Given instruction:
Present every line in which the string "section" appears.

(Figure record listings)

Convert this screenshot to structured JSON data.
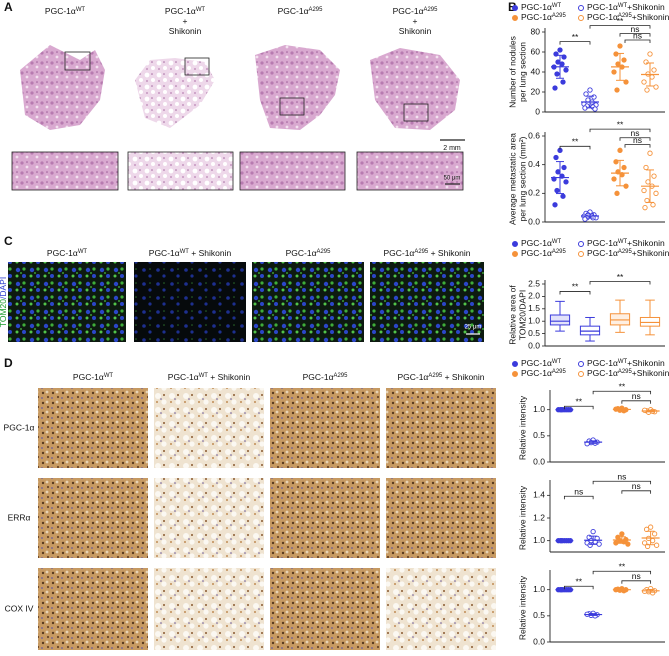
{
  "panels": {
    "a": "A",
    "b": "B",
    "c": "C",
    "d": "D"
  },
  "panel_a": {
    "columns": [
      [
        [
          {
            "text": "PGC-1α"
          },
          {
            "text": "WT",
            "sup": true
          }
        ]
      ],
      [
        [
          {
            "text": "PGC-1α"
          },
          {
            "text": "WT",
            "sup": true
          }
        ],
        [
          {
            "text": "+"
          }
        ],
        [
          {
            "text": "Shikonin"
          }
        ]
      ],
      [
        [
          {
            "text": "PGC-1α"
          },
          {
            "text": "A295",
            "sup": true
          }
        ]
      ],
      [
        [
          {
            "text": "PGC-1α"
          },
          {
            "text": "A295",
            "sup": true
          }
        ],
        [
          {
            "text": "+"
          }
        ],
        [
          {
            "text": "Shikonin"
          }
        ]
      ]
    ],
    "scale_overview": "2 mm",
    "scale_zoom": "50 μm"
  },
  "panel_c": {
    "columns": [
      [
        [
          {
            "text": "PGC-1α"
          },
          {
            "text": "WT",
            "sup": true
          }
        ]
      ],
      [
        [
          {
            "text": "PGC-1α"
          },
          {
            "text": "WT",
            "sup": true
          },
          {
            "text": " + Shikonin"
          }
        ]
      ],
      [
        [
          {
            "text": "PGC-1α"
          },
          {
            "text": "A295",
            "sup": true
          }
        ]
      ],
      [
        [
          {
            "text": "PGC-1α"
          },
          {
            "text": "A295",
            "sup": true
          },
          {
            "text": " + Shikonin"
          }
        ]
      ]
    ],
    "stain": [
      {
        "text": "TOM20",
        "color": "#1c9b2c"
      },
      {
        "text": "/DAPI",
        "color": "#2a3ccf"
      }
    ],
    "scale": "25 μm"
  },
  "panel_d": {
    "columns": [
      [
        [
          {
            "text": "PGC-1α"
          },
          {
            "text": "WT",
            "sup": true
          }
        ]
      ],
      [
        [
          {
            "text": "PGC-1α"
          },
          {
            "text": "WT",
            "sup": true
          },
          {
            "text": " + Shikonin"
          }
        ]
      ],
      [
        [
          {
            "text": "PGC-1α"
          },
          {
            "text": "A295",
            "sup": true
          }
        ]
      ],
      [
        [
          {
            "text": "PGC-1α"
          },
          {
            "text": "A295",
            "sup": true
          },
          {
            "text": " + Shikonin"
          }
        ]
      ]
    ],
    "rows": [
      "PGC-1α",
      "ERRα",
      "COX IV"
    ]
  },
  "chart_data": [
    {
      "type": "scatter",
      "legend": "top",
      "ylabel": [
        "Number of nodules",
        "per lung section"
      ],
      "ylim": [
        0,
        80
      ],
      "yticks": [
        0,
        20,
        40,
        60,
        80
      ],
      "annotations": [
        "**",
        "**",
        "ns",
        "ns"
      ],
      "series": [
        {
          "name": [
            {
              "text": "PGC-1α"
            },
            {
              "text": "WT",
              "sup": true
            }
          ],
          "color": "#3b3bdc",
          "marker": "filled",
          "values": [
            62,
            58,
            55,
            50,
            48,
            45,
            42,
            38,
            30,
            24
          ]
        },
        {
          "name": [
            {
              "text": "PGC-1α"
            },
            {
              "text": "WT",
              "sup": true
            },
            {
              "text": "+Shikonin"
            }
          ],
          "color": "#3b3bdc",
          "marker": "open",
          "values": [
            22,
            18,
            15,
            12,
            10,
            8,
            7,
            6,
            5,
            4,
            3
          ]
        },
        {
          "name": [
            {
              "text": "PGC-1α"
            },
            {
              "text": "A295",
              "sup": true
            }
          ],
          "color": "#f5923a",
          "marker": "filled",
          "values": [
            66,
            58,
            52,
            48,
            45,
            40,
            30,
            22
          ]
        },
        {
          "name": [
            {
              "text": "PGC-1α"
            },
            {
              "text": "A295",
              "sup": true
            },
            {
              "text": "+Shikonin"
            }
          ],
          "color": "#f5923a",
          "marker": "open",
          "values": [
            58,
            50,
            42,
            38,
            35,
            30,
            25,
            22
          ]
        }
      ]
    },
    {
      "type": "scatter",
      "ylabel": [
        "Average metastatic area",
        "per lung section (mm²)"
      ],
      "ylim": [
        0,
        0.6
      ],
      "yticks": [
        {
          "value": 0,
          "label": "0.0"
        },
        0.2,
        0.4,
        0.6
      ],
      "annotations": [
        "**",
        "**",
        "ns",
        "ns"
      ],
      "series": [
        {
          "name": [
            {
              "text": "PGC-1α"
            },
            {
              "text": "WT",
              "sup": true
            }
          ],
          "color": "#3b3bdc",
          "marker": "filled",
          "values": [
            0.5,
            0.45,
            0.38,
            0.35,
            0.32,
            0.3,
            0.28,
            0.22,
            0.18,
            0.12
          ]
        },
        {
          "name": [
            {
              "text": "PGC-1α"
            },
            {
              "text": "WT",
              "sup": true
            },
            {
              "text": "+Shikonin"
            }
          ],
          "color": "#3b3bdc",
          "marker": "open",
          "values": [
            0.07,
            0.06,
            0.05,
            0.05,
            0.04,
            0.04,
            0.03,
            0.03,
            0.03,
            0.02
          ]
        },
        {
          "name": [
            {
              "text": "PGC-1α"
            },
            {
              "text": "A295",
              "sup": true
            }
          ],
          "color": "#f5923a",
          "marker": "filled",
          "values": [
            0.5,
            0.42,
            0.38,
            0.35,
            0.33,
            0.3,
            0.25,
            0.2
          ]
        },
        {
          "name": [
            {
              "text": "PGC-1α"
            },
            {
              "text": "A295",
              "sup": true
            },
            {
              "text": "+Shikonin"
            }
          ],
          "color": "#f5923a",
          "marker": "open",
          "values": [
            0.48,
            0.38,
            0.32,
            0.28,
            0.25,
            0.22,
            0.2,
            0.15,
            0.12,
            0.1
          ]
        }
      ]
    },
    {
      "type": "box",
      "legend": "top",
      "ylabel": [
        "Relative area of",
        "TOM20/DAPI"
      ],
      "ylim": [
        0,
        2.5
      ],
      "yticks": [
        {
          "value": 0,
          "label": "0.0"
        },
        0.5,
        {
          "value": 1,
          "label": "1.0"
        },
        1.5,
        {
          "value": 2,
          "label": "2.0"
        },
        2.5
      ],
      "annotations": [
        "**",
        "**"
      ],
      "series": [
        {
          "name": [
            {
              "text": "PGC-1α"
            },
            {
              "text": "WT",
              "sup": true
            }
          ],
          "color": "#3b3bdc",
          "marker": "filled",
          "box": {
            "min": 0.6,
            "q1": 0.85,
            "median": 1.0,
            "q3": 1.25,
            "max": 1.8
          }
        },
        {
          "name": [
            {
              "text": "PGC-1α"
            },
            {
              "text": "WT",
              "sup": true
            },
            {
              "text": "+Shikonin"
            }
          ],
          "color": "#3b3bdc",
          "marker": "open",
          "box": {
            "min": 0.2,
            "q1": 0.45,
            "median": 0.6,
            "q3": 0.8,
            "max": 1.15
          }
        },
        {
          "name": [
            {
              "text": "PGC-1α"
            },
            {
              "text": "A295",
              "sup": true
            }
          ],
          "color": "#f5923a",
          "marker": "filled",
          "box": {
            "min": 0.55,
            "q1": 0.85,
            "median": 1.05,
            "q3": 1.3,
            "max": 1.85
          }
        },
        {
          "name": [
            {
              "text": "PGC-1α"
            },
            {
              "text": "A295",
              "sup": true
            },
            {
              "text": "+Shikonin"
            }
          ],
          "color": "#f5923a",
          "marker": "open",
          "box": {
            "min": 0.45,
            "q1": 0.8,
            "median": 0.95,
            "q3": 1.15,
            "max": 1.85
          }
        }
      ]
    },
    {
      "type": "scatter",
      "legend": "top",
      "ylabel": [
        "Relative intensity"
      ],
      "ylim": [
        0,
        1.3
      ],
      "yticks": [
        {
          "value": 0,
          "label": "0.0"
        },
        0.5,
        {
          "value": 1,
          "label": "1.0"
        }
      ],
      "annotations": [
        "**",
        "**",
        "ns"
      ],
      "series": [
        {
          "name": [
            {
              "text": "PGC-1α"
            },
            {
              "text": "WT",
              "sup": true
            }
          ],
          "color": "#3b3bdc",
          "marker": "filled",
          "values": [
            1,
            1,
            1,
            1,
            1,
            1,
            1,
            1
          ]
        },
        {
          "name": [
            {
              "text": "PGC-1α"
            },
            {
              "text": "WT",
              "sup": true
            },
            {
              "text": "+Shikonin"
            }
          ],
          "color": "#3b3bdc",
          "marker": "open",
          "values": [
            0.42,
            0.4,
            0.38,
            0.37,
            0.36,
            0.35
          ]
        },
        {
          "name": [
            {
              "text": "PGC-1α"
            },
            {
              "text": "A295",
              "sup": true
            }
          ],
          "color": "#f5923a",
          "marker": "filled",
          "values": [
            1.03,
            1.02,
            1.0,
            0.99,
            0.98,
            1.01
          ]
        },
        {
          "name": [
            {
              "text": "PGC-1α"
            },
            {
              "text": "A295",
              "sup": true
            },
            {
              "text": "+Shikonin"
            }
          ],
          "color": "#f5923a",
          "marker": "open",
          "values": [
            1.0,
            0.98,
            0.96,
            0.95,
            0.97,
            0.99
          ]
        }
      ]
    },
    {
      "type": "scatter",
      "ylabel": [
        "Relative intensity"
      ],
      "ylim": [
        0.9,
        1.5
      ],
      "yticks": [
        {
          "value": 1,
          "label": "1.0"
        },
        1.2,
        1.4
      ],
      "annotations": [
        "ns",
        "ns",
        "ns"
      ],
      "series": [
        {
          "name": [
            {
              "text": "PGC-1α"
            },
            {
              "text": "WT",
              "sup": true
            }
          ],
          "color": "#3b3bdc",
          "marker": "filled",
          "values": [
            1,
            1,
            1,
            1,
            1,
            1,
            1,
            1
          ]
        },
        {
          "name": [
            {
              "text": "PGC-1α"
            },
            {
              "text": "WT",
              "sup": true
            },
            {
              "text": "+Shikonin"
            }
          ],
          "color": "#3b3bdc",
          "marker": "open",
          "values": [
            1.08,
            1.03,
            1.02,
            1.0,
            0.99,
            0.98,
            0.97,
            0.96
          ]
        },
        {
          "name": [
            {
              "text": "PGC-1α"
            },
            {
              "text": "A295",
              "sup": true
            }
          ],
          "color": "#f5923a",
          "marker": "filled",
          "values": [
            1.06,
            1.03,
            1.01,
            1.0,
            0.99,
            0.98,
            0.97
          ]
        },
        {
          "name": [
            {
              "text": "PGC-1α"
            },
            {
              "text": "A295",
              "sup": true
            },
            {
              "text": "+Shikonin"
            }
          ],
          "color": "#f5923a",
          "marker": "open",
          "values": [
            1.12,
            1.1,
            1.06,
            1.02,
            1.0,
            0.98,
            0.96,
            0.95
          ]
        }
      ]
    },
    {
      "type": "scatter",
      "ylabel": [
        "Relative intensity"
      ],
      "ylim": [
        0,
        1.3
      ],
      "yticks": [
        {
          "value": 0,
          "label": "0.0"
        },
        0.5,
        {
          "value": 1,
          "label": "1.0"
        }
      ],
      "annotations": [
        "**",
        "**",
        "ns"
      ],
      "series": [
        {
          "name": [
            {
              "text": "PGC-1α"
            },
            {
              "text": "WT",
              "sup": true
            }
          ],
          "color": "#3b3bdc",
          "marker": "filled",
          "values": [
            1,
            1,
            1,
            1,
            1,
            1,
            1,
            1
          ]
        },
        {
          "name": [
            {
              "text": "PGC-1α"
            },
            {
              "text": "WT",
              "sup": true
            },
            {
              "text": "+Shikonin"
            }
          ],
          "color": "#3b3bdc",
          "marker": "open",
          "values": [
            0.55,
            0.54,
            0.52,
            0.51,
            0.5,
            0.53
          ]
        },
        {
          "name": [
            {
              "text": "PGC-1α"
            },
            {
              "text": "A295",
              "sup": true
            }
          ],
          "color": "#f5923a",
          "marker": "filled",
          "values": [
            1.02,
            1.01,
            1.0,
            0.99,
            0.98,
            1.0
          ]
        },
        {
          "name": [
            {
              "text": "PGC-1α"
            },
            {
              "text": "A295",
              "sup": true
            },
            {
              "text": "+Shikonin"
            }
          ],
          "color": "#f5923a",
          "marker": "open",
          "values": [
            1.02,
            1.0,
            0.98,
            0.96,
            0.94,
            0.97
          ]
        }
      ]
    }
  ]
}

Solution to this problem:
        "per lung section"
        "per lung section (mm²)"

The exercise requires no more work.